▶ **Job**
Exclude any images and output the remaining records exactly.

▶ **Available data**

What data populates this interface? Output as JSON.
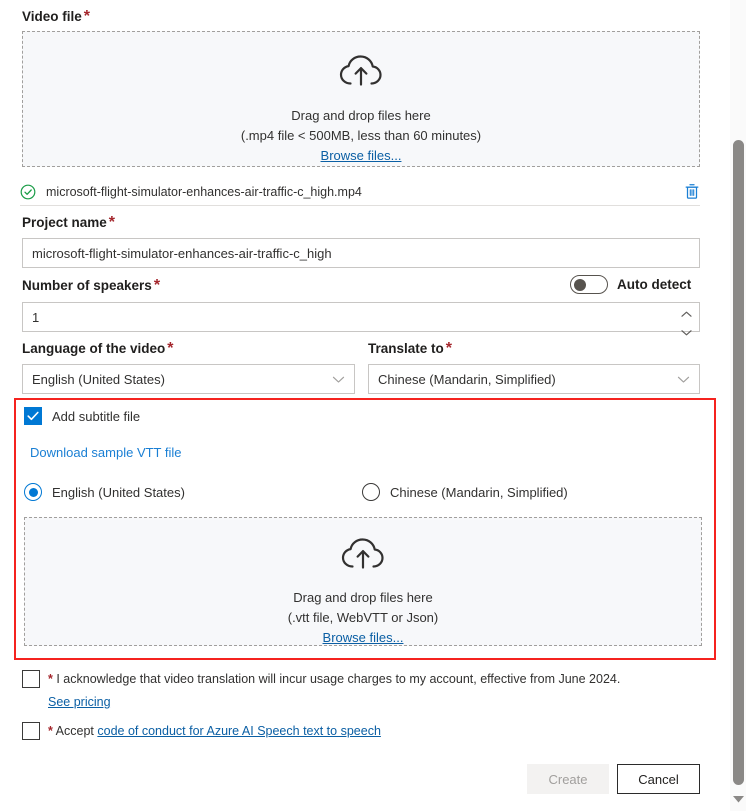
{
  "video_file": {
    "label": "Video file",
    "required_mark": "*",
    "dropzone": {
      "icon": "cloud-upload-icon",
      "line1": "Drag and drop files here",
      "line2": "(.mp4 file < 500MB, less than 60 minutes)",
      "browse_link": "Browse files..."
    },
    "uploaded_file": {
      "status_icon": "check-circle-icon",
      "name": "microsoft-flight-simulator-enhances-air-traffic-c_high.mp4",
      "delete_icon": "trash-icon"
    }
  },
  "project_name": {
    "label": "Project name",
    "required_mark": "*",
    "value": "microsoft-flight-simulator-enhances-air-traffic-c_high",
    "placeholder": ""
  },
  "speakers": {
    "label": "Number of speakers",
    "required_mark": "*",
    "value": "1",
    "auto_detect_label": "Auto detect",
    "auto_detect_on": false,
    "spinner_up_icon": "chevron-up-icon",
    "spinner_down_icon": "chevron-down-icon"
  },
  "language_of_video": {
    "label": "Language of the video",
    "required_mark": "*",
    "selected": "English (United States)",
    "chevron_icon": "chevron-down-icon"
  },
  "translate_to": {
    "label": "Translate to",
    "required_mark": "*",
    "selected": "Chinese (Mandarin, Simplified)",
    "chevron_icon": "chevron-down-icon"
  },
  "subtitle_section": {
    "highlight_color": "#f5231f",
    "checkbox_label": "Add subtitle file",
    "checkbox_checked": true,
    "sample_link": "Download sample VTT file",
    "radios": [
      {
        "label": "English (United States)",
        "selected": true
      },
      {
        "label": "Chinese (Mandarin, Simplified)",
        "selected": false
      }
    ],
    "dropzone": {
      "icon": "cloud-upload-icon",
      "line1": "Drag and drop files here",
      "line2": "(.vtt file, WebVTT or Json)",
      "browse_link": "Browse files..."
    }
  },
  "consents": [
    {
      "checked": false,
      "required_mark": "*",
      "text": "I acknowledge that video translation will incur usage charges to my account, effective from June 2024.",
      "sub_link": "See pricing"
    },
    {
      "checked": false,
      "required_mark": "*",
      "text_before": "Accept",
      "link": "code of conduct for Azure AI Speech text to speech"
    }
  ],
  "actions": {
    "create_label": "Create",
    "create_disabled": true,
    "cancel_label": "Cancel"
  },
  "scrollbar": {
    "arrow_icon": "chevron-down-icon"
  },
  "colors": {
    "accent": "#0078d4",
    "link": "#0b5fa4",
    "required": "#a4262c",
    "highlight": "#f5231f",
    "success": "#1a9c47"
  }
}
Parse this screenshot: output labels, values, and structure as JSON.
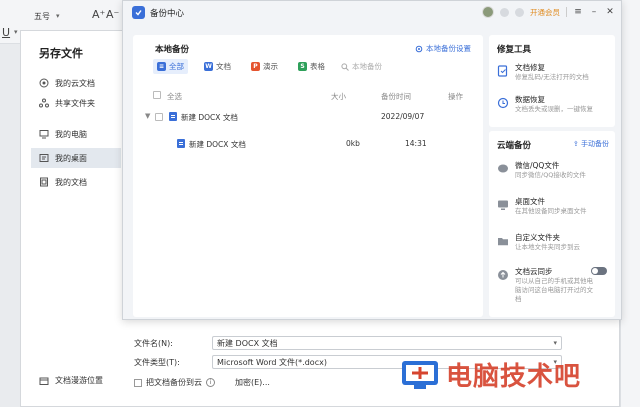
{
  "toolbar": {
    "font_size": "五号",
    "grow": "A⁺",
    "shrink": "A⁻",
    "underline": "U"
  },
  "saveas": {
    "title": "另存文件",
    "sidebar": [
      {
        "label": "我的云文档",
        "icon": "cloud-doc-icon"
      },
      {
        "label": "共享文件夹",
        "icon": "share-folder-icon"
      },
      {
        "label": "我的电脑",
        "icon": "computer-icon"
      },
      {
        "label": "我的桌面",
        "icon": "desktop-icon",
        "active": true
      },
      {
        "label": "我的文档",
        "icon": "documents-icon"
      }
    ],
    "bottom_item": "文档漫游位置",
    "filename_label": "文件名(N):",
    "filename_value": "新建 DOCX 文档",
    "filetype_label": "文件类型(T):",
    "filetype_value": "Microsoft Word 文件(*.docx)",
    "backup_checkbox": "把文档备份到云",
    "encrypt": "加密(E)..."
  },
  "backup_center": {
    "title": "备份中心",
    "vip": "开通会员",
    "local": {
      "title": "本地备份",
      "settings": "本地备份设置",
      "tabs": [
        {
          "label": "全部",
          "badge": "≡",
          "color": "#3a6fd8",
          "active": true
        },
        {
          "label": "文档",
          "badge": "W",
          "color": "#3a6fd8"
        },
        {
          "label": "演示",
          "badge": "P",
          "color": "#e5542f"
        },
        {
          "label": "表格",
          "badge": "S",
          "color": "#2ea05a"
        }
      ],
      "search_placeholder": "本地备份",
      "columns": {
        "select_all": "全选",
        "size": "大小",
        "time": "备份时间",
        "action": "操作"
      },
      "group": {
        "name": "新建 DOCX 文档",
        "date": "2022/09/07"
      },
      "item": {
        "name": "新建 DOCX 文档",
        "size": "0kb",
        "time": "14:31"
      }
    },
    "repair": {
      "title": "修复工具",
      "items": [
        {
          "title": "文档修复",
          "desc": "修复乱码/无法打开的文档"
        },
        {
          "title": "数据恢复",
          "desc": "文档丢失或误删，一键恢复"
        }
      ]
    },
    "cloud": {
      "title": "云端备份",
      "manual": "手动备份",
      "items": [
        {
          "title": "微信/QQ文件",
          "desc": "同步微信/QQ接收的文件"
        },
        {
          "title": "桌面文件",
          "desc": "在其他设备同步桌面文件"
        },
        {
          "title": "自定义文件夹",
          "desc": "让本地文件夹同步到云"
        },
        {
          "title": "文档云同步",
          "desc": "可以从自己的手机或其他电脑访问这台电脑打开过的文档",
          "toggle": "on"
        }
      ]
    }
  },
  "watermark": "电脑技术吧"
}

▶ **Written answer**
What data populates this interface? Output as JSON.
{
  "video_file": {
    "label": "Video file",
    "required_mark": "*",
    "dropzone": {
      "icon": "cloud-upload-icon",
      "line1": "Drag and drop files here",
      "line2": "(.mp4 file < 500MB, less than 60 minutes)",
      "browse_link": "Browse files..."
    },
    "uploaded_file": {
      "status_icon": "check-circle-icon",
      "name": "microsoft-flight-simulator-enhances-air-traffic-c_high.mp4",
      "delete_icon": "trash-icon"
    }
  },
  "project_name": {
    "label": "Project name",
    "required_mark": "*",
    "value": "microsoft-flight-simulator-enhances-air-traffic-c_high",
    "placeholder": ""
  },
  "speakers": {
    "label": "Number of speakers",
    "required_mark": "*",
    "value": "1",
    "auto_detect_label": "Auto detect",
    "auto_detect_on": false,
    "spinner_up_icon": "chevron-up-icon",
    "spinner_down_icon": "chevron-down-icon"
  },
  "language_of_video": {
    "label": "Language of the video",
    "required_mark": "*",
    "selected": "English (United States)",
    "chevron_icon": "chevron-down-icon"
  },
  "translate_to": {
    "label": "Translate to",
    "required_mark": "*",
    "selected": "Chinese (Mandarin, Simplified)",
    "chevron_icon": "chevron-down-icon"
  },
  "subtitle_section": {
    "highlight_color": "#f5231f",
    "checkbox_label": "Add subtitle file",
    "checkbox_checked": true,
    "sample_link": "Download sample VTT file",
    "radios": [
      {
        "label": "English (United States)",
        "selected": true
      },
      {
        "label": "Chinese (Mandarin, Simplified)",
        "selected": false
      }
    ],
    "dropzone": {
      "icon": "cloud-upload-icon",
      "line1": "Drag and drop files here",
      "line2": "(.vtt file, WebVTT or Json)",
      "browse_link": "Browse files..."
    }
  },
  "consents": [
    {
      "checked": false,
      "required_mark": "*",
      "text": "I acknowledge that video translation will incur usage charges to my account, effective from June 2024.",
      "sub_link": "See pricing"
    },
    {
      "checked": false,
      "required_mark": "*",
      "text_before": "Accept",
      "link": "code of conduct for Azure AI Speech text to speech"
    }
  ],
  "actions": {
    "create_label": "Create",
    "create_disabled": true,
    "cancel_label": "Cancel"
  },
  "scrollbar": {
    "arrow_icon": "chevron-down-icon"
  },
  "colors": {
    "accent": "#0078d4",
    "link": "#0b5fa4",
    "required": "#a4262c",
    "highlight": "#f5231f",
    "success": "#1a9c47"
  }
}
Parse this screenshot: output labels, values, and structure as JSON.
{
  "toolbar": {
    "font_size": "五号",
    "grow": "A⁺",
    "shrink": "A⁻",
    "underline": "U"
  },
  "saveas": {
    "title": "另存文件",
    "sidebar": [
      {
        "label": "我的云文档",
        "icon": "cloud-doc-icon"
      },
      {
        "label": "共享文件夹",
        "icon": "share-folder-icon"
      },
      {
        "label": "我的电脑",
        "icon": "computer-icon"
      },
      {
        "label": "我的桌面",
        "icon": "desktop-icon",
        "active": true
      },
      {
        "label": "我的文档",
        "icon": "documents-icon"
      }
    ],
    "bottom_item": "文档漫游位置",
    "filename_label": "文件名(N):",
    "filename_value": "新建 DOCX 文档",
    "filetype_label": "文件类型(T):",
    "filetype_value": "Microsoft Word 文件(*.docx)",
    "backup_checkbox": "把文档备份到云",
    "encrypt": "加密(E)..."
  },
  "backup_center": {
    "title": "备份中心",
    "vip": "开通会员",
    "local": {
      "title": "本地备份",
      "settings": "本地备份设置",
      "tabs": [
        {
          "label": "全部",
          "badge": "≡",
          "color": "#3a6fd8",
          "active": true
        },
        {
          "label": "文档",
          "badge": "W",
          "color": "#3a6fd8"
        },
        {
          "label": "演示",
          "badge": "P",
          "color": "#e5542f"
        },
        {
          "label": "表格",
          "badge": "S",
          "color": "#2ea05a"
        }
      ],
      "search_placeholder": "本地备份",
      "columns": {
        "select_all": "全选",
        "size": "大小",
        "time": "备份时间",
        "action": "操作"
      },
      "group": {
        "name": "新建 DOCX 文档",
        "date": "2022/09/07"
      },
      "item": {
        "name": "新建 DOCX 文档",
        "size": "0kb",
        "time": "14:31"
      }
    },
    "repair": {
      "title": "修复工具",
      "items": [
        {
          "title": "文档修复",
          "desc": "修复乱码/无法打开的文档"
        },
        {
          "title": "数据恢复",
          "desc": "文档丢失或误删，一键恢复"
        }
      ]
    },
    "cloud": {
      "title": "云端备份",
      "manual": "手动备份",
      "items": [
        {
          "title": "微信/QQ文件",
          "desc": "同步微信/QQ接收的文件"
        },
        {
          "title": "桌面文件",
          "desc": "在其他设备同步桌面文件"
        },
        {
          "title": "自定义文件夹",
          "desc": "让本地文件夹同步到云"
        },
        {
          "title": "文档云同步",
          "desc": "可以从自己的手机或其他电脑访问这台电脑打开过的文档",
          "toggle": "on"
        }
      ]
    }
  },
  "watermark": "电脑技术吧"
}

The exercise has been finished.